Data provided
┌──

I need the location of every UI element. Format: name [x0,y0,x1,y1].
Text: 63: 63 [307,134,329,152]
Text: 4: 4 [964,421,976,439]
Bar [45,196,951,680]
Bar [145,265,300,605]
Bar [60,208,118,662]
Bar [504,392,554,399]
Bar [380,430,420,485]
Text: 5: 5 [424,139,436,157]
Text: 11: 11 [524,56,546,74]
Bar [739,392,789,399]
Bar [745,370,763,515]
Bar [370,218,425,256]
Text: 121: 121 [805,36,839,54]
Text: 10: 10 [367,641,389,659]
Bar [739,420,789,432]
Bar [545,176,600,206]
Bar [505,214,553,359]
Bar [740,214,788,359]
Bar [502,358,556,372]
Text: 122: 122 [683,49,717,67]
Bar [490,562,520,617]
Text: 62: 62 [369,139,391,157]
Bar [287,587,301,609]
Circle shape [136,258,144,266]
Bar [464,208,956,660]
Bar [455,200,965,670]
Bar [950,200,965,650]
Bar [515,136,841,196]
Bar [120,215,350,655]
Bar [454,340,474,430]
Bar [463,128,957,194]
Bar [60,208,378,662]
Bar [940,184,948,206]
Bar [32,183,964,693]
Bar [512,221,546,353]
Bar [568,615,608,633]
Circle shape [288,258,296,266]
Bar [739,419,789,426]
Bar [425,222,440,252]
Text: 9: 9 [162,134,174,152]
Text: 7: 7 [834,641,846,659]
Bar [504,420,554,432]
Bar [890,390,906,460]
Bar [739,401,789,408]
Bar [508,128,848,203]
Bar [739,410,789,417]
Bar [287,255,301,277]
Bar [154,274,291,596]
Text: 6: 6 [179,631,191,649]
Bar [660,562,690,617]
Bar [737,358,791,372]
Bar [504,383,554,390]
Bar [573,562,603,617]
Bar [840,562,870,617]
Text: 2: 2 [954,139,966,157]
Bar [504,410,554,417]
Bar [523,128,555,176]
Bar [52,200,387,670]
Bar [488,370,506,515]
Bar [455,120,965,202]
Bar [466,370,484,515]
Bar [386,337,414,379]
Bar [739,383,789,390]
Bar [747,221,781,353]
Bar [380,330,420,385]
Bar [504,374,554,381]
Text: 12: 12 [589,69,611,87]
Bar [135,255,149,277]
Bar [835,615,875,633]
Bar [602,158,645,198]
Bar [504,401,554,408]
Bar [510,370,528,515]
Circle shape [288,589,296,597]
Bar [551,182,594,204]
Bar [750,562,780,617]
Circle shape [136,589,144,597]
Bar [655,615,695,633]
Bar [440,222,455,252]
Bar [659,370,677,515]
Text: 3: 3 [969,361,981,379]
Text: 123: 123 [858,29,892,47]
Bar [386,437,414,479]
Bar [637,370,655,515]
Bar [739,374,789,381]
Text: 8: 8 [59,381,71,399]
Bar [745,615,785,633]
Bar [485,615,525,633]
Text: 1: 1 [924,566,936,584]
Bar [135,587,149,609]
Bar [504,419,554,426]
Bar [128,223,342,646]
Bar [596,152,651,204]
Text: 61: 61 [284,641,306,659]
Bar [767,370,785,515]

└──

Task requirements
Edit the data above by changing every occurrence of "Circle shape" to "Ellipse" and leaving all other text intact.

Written solution
I need the location of every UI element. Format: name [x0,y0,x1,y1].
Text: 63: 63 [307,134,329,152]
Text: 4: 4 [964,421,976,439]
Bar [45,196,951,680]
Bar [145,265,300,605]
Bar [60,208,118,662]
Bar [504,392,554,399]
Bar [380,430,420,485]
Text: 5: 5 [424,139,436,157]
Text: 11: 11 [524,56,546,74]
Bar [739,392,789,399]
Bar [745,370,763,515]
Bar [370,218,425,256]
Text: 121: 121 [805,36,839,54]
Text: 10: 10 [367,641,389,659]
Bar [739,420,789,432]
Bar [545,176,600,206]
Bar [505,214,553,359]
Bar [740,214,788,359]
Bar [502,358,556,372]
Text: 122: 122 [683,49,717,67]
Bar [490,562,520,617]
Text: 62: 62 [369,139,391,157]
Bar [287,587,301,609]
Ellipse [136,258,144,266]
Bar [464,208,956,660]
Bar [455,200,965,670]
Bar [950,200,965,650]
Bar [515,136,841,196]
Bar [120,215,350,655]
Bar [454,340,474,430]
Bar [463,128,957,194]
Bar [60,208,378,662]
Bar [940,184,948,206]
Bar [32,183,964,693]
Bar [512,221,546,353]
Bar [568,615,608,633]
Ellipse [288,258,296,266]
Bar [739,419,789,426]
Bar [425,222,440,252]
Text: 9: 9 [162,134,174,152]
Text: 7: 7 [834,641,846,659]
Bar [504,420,554,432]
Bar [890,390,906,460]
Bar [739,401,789,408]
Bar [508,128,848,203]
Bar [739,410,789,417]
Bar [287,255,301,277]
Bar [154,274,291,596]
Text: 6: 6 [179,631,191,649]
Bar [660,562,690,617]
Bar [737,358,791,372]
Bar [504,383,554,390]
Bar [573,562,603,617]
Bar [840,562,870,617]
Text: 2: 2 [954,139,966,157]
Bar [504,410,554,417]
Bar [523,128,555,176]
Bar [52,200,387,670]
Bar [488,370,506,515]
Bar [455,120,965,202]
Bar [466,370,484,515]
Bar [386,337,414,379]
Bar [739,383,789,390]
Bar [747,221,781,353]
Bar [380,330,420,385]
Bar [504,374,554,381]
Text: 12: 12 [589,69,611,87]
Bar [135,255,149,277]
Bar [835,615,875,633]
Bar [602,158,645,198]
Bar [504,401,554,408]
Bar [510,370,528,515]
Ellipse [288,589,296,597]
Bar [551,182,594,204]
Bar [750,562,780,617]
Ellipse [136,589,144,597]
Bar [655,615,695,633]
Bar [440,222,455,252]
Bar [659,370,677,515]
Text: 3: 3 [969,361,981,379]
Text: 123: 123 [858,29,892,47]
Bar [386,437,414,479]
Bar [637,370,655,515]
Bar [739,374,789,381]
Text: 8: 8 [59,381,71,399]
Bar [745,615,785,633]
Bar [485,615,525,633]
Text: 1: 1 [924,566,936,584]
Bar [135,587,149,609]
Bar [504,419,554,426]
Bar [128,223,342,646]
Bar [596,152,651,204]
Text: 61: 61 [284,641,306,659]
Bar [767,370,785,515]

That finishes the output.